** Start of Records for this exercise **

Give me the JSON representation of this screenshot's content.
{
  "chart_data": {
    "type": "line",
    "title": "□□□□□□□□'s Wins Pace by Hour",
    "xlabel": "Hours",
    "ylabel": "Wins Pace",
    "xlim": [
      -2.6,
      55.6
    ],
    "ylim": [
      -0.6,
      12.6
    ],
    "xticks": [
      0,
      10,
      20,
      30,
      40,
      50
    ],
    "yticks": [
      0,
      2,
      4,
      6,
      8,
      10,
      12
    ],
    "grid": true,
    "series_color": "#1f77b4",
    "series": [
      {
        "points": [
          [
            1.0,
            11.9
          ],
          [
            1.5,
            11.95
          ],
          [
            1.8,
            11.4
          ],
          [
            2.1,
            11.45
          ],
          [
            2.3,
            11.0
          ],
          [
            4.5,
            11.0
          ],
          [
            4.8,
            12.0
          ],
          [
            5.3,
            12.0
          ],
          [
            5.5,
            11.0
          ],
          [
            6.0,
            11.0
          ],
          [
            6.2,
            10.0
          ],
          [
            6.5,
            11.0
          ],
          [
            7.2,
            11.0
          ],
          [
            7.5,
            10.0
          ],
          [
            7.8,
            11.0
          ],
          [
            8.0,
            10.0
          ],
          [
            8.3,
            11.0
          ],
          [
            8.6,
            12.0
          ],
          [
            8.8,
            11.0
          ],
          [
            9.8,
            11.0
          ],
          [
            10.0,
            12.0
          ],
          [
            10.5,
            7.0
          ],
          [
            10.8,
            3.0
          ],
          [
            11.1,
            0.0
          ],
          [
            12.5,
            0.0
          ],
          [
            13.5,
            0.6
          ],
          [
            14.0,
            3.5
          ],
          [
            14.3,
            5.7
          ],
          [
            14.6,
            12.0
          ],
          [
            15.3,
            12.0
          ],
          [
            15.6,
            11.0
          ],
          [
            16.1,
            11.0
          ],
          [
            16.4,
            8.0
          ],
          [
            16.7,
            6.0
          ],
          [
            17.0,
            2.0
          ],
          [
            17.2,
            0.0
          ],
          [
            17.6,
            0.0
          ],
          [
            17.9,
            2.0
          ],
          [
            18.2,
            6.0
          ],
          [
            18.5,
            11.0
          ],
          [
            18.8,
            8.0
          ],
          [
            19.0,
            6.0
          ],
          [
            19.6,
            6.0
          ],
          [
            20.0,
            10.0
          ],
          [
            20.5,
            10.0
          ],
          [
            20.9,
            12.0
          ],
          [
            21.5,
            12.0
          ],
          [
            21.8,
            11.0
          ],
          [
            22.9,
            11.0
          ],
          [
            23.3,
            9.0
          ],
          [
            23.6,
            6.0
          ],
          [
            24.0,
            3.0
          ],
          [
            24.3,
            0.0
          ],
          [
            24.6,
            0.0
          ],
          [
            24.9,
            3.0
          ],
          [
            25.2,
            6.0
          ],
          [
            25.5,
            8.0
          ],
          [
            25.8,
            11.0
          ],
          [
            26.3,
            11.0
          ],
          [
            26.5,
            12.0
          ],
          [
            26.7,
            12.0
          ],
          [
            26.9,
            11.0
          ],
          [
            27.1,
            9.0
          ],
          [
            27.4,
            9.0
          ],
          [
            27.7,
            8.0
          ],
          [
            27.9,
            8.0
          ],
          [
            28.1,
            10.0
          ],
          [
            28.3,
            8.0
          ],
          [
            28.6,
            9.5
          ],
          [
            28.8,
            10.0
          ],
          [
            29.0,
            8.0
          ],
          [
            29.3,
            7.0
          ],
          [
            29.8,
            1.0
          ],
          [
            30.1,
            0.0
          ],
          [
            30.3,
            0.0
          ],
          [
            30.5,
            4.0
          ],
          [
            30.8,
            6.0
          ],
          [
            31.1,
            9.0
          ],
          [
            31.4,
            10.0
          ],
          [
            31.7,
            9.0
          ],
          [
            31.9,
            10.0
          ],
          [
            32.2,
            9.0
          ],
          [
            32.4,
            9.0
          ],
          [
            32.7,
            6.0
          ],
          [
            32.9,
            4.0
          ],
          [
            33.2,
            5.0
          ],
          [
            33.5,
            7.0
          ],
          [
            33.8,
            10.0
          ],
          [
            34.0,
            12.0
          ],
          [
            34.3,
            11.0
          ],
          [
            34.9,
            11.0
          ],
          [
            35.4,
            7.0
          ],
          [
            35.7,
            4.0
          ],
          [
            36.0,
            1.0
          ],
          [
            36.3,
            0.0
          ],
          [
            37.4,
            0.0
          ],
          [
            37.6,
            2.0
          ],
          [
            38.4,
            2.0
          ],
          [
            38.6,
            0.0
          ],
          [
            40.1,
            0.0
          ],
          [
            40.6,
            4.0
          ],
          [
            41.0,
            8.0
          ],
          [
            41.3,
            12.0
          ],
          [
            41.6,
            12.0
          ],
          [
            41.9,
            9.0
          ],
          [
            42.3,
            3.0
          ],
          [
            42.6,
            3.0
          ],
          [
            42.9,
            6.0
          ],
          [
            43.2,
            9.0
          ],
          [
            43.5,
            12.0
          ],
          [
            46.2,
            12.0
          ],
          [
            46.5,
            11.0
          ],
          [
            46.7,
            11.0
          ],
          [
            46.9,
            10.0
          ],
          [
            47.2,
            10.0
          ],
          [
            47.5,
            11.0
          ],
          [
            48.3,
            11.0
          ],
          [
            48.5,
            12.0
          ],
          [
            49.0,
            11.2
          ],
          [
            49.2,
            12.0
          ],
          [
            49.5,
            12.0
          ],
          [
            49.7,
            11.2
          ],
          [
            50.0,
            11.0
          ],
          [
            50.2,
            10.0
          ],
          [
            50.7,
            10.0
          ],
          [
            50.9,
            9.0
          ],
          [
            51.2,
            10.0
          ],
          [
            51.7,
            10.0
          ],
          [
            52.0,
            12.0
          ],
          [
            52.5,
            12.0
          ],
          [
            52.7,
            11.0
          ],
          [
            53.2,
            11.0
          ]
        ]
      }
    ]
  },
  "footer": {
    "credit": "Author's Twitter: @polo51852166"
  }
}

** End of Records for this exercise **

# Work to be completed
Extract each entry in full, exactly as given.

# Response for this exercise
Give me the JSON representation of this screenshot's content.
{
  "chart_data": {
    "type": "line",
    "title": "□□□□□□□□'s Wins Pace by Hour",
    "xlabel": "Hours",
    "ylabel": "Wins Pace",
    "xlim": [
      -2.6,
      55.6
    ],
    "ylim": [
      -0.6,
      12.6
    ],
    "xticks": [
      0,
      10,
      20,
      30,
      40,
      50
    ],
    "yticks": [
      0,
      2,
      4,
      6,
      8,
      10,
      12
    ],
    "grid": true,
    "series_color": "#1f77b4",
    "series": [
      {
        "points": [
          [
            1.0,
            11.9
          ],
          [
            1.5,
            11.95
          ],
          [
            1.8,
            11.4
          ],
          [
            2.1,
            11.45
          ],
          [
            2.3,
            11.0
          ],
          [
            4.5,
            11.0
          ],
          [
            4.8,
            12.0
          ],
          [
            5.3,
            12.0
          ],
          [
            5.5,
            11.0
          ],
          [
            6.0,
            11.0
          ],
          [
            6.2,
            10.0
          ],
          [
            6.5,
            11.0
          ],
          [
            7.2,
            11.0
          ],
          [
            7.5,
            10.0
          ],
          [
            7.8,
            11.0
          ],
          [
            8.0,
            10.0
          ],
          [
            8.3,
            11.0
          ],
          [
            8.6,
            12.0
          ],
          [
            8.8,
            11.0
          ],
          [
            9.8,
            11.0
          ],
          [
            10.0,
            12.0
          ],
          [
            10.5,
            7.0
          ],
          [
            10.8,
            3.0
          ],
          [
            11.1,
            0.0
          ],
          [
            12.5,
            0.0
          ],
          [
            13.5,
            0.6
          ],
          [
            14.0,
            3.5
          ],
          [
            14.3,
            5.7
          ],
          [
            14.6,
            12.0
          ],
          [
            15.3,
            12.0
          ],
          [
            15.6,
            11.0
          ],
          [
            16.1,
            11.0
          ],
          [
            16.4,
            8.0
          ],
          [
            16.7,
            6.0
          ],
          [
            17.0,
            2.0
          ],
          [
            17.2,
            0.0
          ],
          [
            17.6,
            0.0
          ],
          [
            17.9,
            2.0
          ],
          [
            18.2,
            6.0
          ],
          [
            18.5,
            11.0
          ],
          [
            18.8,
            8.0
          ],
          [
            19.0,
            6.0
          ],
          [
            19.6,
            6.0
          ],
          [
            20.0,
            10.0
          ],
          [
            20.5,
            10.0
          ],
          [
            20.9,
            12.0
          ],
          [
            21.5,
            12.0
          ],
          [
            21.8,
            11.0
          ],
          [
            22.9,
            11.0
          ],
          [
            23.3,
            9.0
          ],
          [
            23.6,
            6.0
          ],
          [
            24.0,
            3.0
          ],
          [
            24.3,
            0.0
          ],
          [
            24.6,
            0.0
          ],
          [
            24.9,
            3.0
          ],
          [
            25.2,
            6.0
          ],
          [
            25.5,
            8.0
          ],
          [
            25.8,
            11.0
          ],
          [
            26.3,
            11.0
          ],
          [
            26.5,
            12.0
          ],
          [
            26.7,
            12.0
          ],
          [
            26.9,
            11.0
          ],
          [
            27.1,
            9.0
          ],
          [
            27.4,
            9.0
          ],
          [
            27.7,
            8.0
          ],
          [
            27.9,
            8.0
          ],
          [
            28.1,
            10.0
          ],
          [
            28.3,
            8.0
          ],
          [
            28.6,
            9.5
          ],
          [
            28.8,
            10.0
          ],
          [
            29.0,
            8.0
          ],
          [
            29.3,
            7.0
          ],
          [
            29.8,
            1.0
          ],
          [
            30.1,
            0.0
          ],
          [
            30.3,
            0.0
          ],
          [
            30.5,
            4.0
          ],
          [
            30.8,
            6.0
          ],
          [
            31.1,
            9.0
          ],
          [
            31.4,
            10.0
          ],
          [
            31.7,
            9.0
          ],
          [
            31.9,
            10.0
          ],
          [
            32.2,
            9.0
          ],
          [
            32.4,
            9.0
          ],
          [
            32.7,
            6.0
          ],
          [
            32.9,
            4.0
          ],
          [
            33.2,
            5.0
          ],
          [
            33.5,
            7.0
          ],
          [
            33.8,
            10.0
          ],
          [
            34.0,
            12.0
          ],
          [
            34.3,
            11.0
          ],
          [
            34.9,
            11.0
          ],
          [
            35.4,
            7.0
          ],
          [
            35.7,
            4.0
          ],
          [
            36.0,
            1.0
          ],
          [
            36.3,
            0.0
          ],
          [
            37.4,
            0.0
          ],
          [
            37.6,
            2.0
          ],
          [
            38.4,
            2.0
          ],
          [
            38.6,
            0.0
          ],
          [
            40.1,
            0.0
          ],
          [
            40.6,
            4.0
          ],
          [
            41.0,
            8.0
          ],
          [
            41.3,
            12.0
          ],
          [
            41.6,
            12.0
          ],
          [
            41.9,
            9.0
          ],
          [
            42.3,
            3.0
          ],
          [
            42.6,
            3.0
          ],
          [
            42.9,
            6.0
          ],
          [
            43.2,
            9.0
          ],
          [
            43.5,
            12.0
          ],
          [
            46.2,
            12.0
          ],
          [
            46.5,
            11.0
          ],
          [
            46.7,
            11.0
          ],
          [
            46.9,
            10.0
          ],
          [
            47.2,
            10.0
          ],
          [
            47.5,
            11.0
          ],
          [
            48.3,
            11.0
          ],
          [
            48.5,
            12.0
          ],
          [
            49.0,
            11.2
          ],
          [
            49.2,
            12.0
          ],
          [
            49.5,
            12.0
          ],
          [
            49.7,
            11.2
          ],
          [
            50.0,
            11.0
          ],
          [
            50.2,
            10.0
          ],
          [
            50.7,
            10.0
          ],
          [
            50.9,
            9.0
          ],
          [
            51.2,
            10.0
          ],
          [
            51.7,
            10.0
          ],
          [
            52.0,
            12.0
          ],
          [
            52.5,
            12.0
          ],
          [
            52.7,
            11.0
          ],
          [
            53.2,
            11.0
          ]
        ]
      }
    ]
  },
  "footer": {
    "credit": "Author's Twitter: @polo51852166"
  }
}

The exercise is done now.